**STATED EXERCISE**
Report every line from the material that contains the word "Продавец".

**DATA SHOWN**
"""

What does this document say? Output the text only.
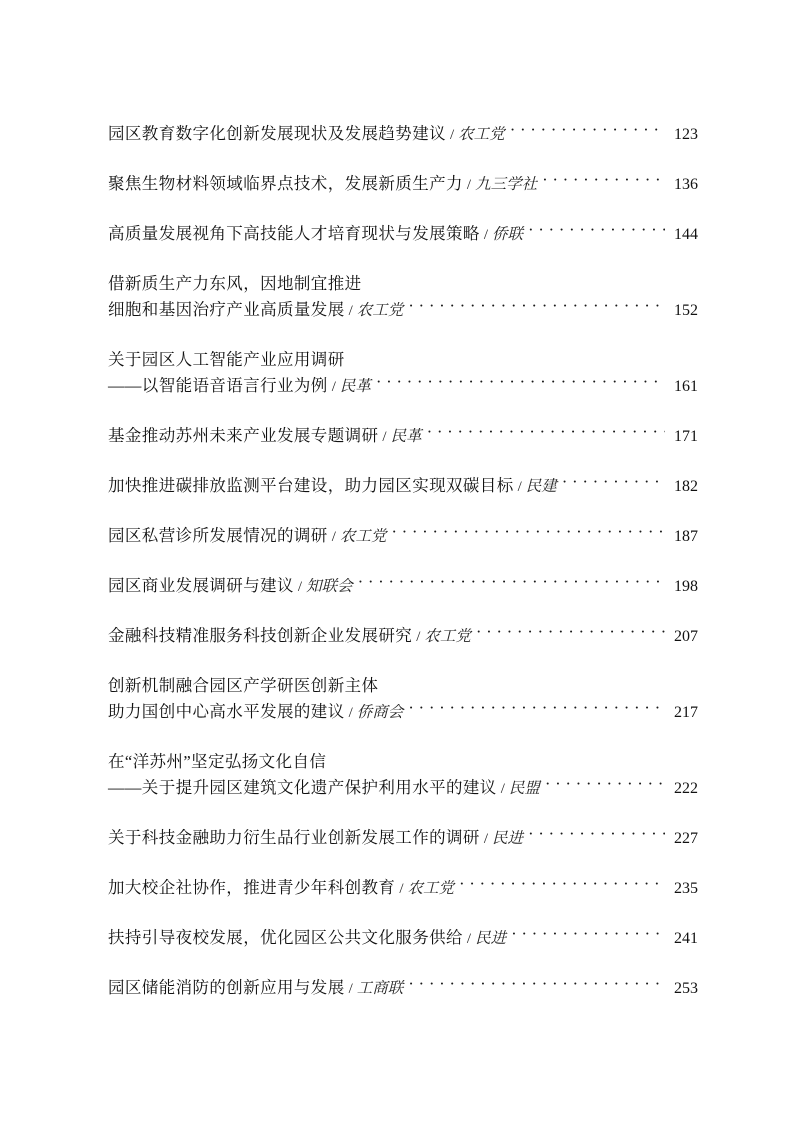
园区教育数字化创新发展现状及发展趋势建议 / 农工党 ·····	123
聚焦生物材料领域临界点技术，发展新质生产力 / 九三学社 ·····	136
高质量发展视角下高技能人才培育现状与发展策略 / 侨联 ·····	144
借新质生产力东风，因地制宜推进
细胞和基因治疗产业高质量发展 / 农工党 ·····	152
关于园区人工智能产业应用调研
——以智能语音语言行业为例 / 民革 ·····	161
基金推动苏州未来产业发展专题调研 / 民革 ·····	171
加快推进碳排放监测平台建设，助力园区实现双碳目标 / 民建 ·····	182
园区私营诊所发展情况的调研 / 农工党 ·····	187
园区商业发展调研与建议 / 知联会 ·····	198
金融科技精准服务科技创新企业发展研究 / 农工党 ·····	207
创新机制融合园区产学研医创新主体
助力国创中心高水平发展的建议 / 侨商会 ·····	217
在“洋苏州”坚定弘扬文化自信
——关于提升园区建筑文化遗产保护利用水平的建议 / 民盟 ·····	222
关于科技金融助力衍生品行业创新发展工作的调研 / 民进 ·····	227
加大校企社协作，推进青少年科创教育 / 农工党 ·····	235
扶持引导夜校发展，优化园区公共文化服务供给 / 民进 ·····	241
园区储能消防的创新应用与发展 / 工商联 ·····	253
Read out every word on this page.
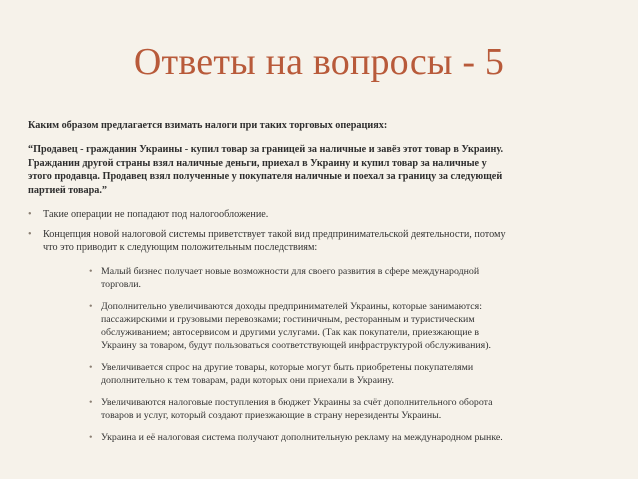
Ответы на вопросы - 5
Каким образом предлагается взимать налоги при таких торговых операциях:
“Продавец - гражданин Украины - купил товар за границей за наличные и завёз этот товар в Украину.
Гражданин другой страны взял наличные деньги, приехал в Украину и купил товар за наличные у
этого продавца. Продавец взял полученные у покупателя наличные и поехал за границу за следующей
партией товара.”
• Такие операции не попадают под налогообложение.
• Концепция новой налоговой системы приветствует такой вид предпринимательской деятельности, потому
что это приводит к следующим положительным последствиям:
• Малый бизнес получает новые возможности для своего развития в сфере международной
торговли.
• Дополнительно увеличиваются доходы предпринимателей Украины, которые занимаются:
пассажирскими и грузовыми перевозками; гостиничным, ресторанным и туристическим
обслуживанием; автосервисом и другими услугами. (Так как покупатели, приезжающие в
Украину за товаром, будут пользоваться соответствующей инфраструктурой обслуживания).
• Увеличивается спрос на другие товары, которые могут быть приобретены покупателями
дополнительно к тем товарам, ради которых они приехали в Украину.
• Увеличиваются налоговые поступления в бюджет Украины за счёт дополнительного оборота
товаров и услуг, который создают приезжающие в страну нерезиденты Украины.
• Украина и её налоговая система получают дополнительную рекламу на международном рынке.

"""

**THE RESPONSE**
“Продавец - гражданин Украины - купил товар за границей за наличные и завёз этот товар в Украину.
этого продавца. Продавец взял полученные у покупателя наличные и поехал за границу за следующей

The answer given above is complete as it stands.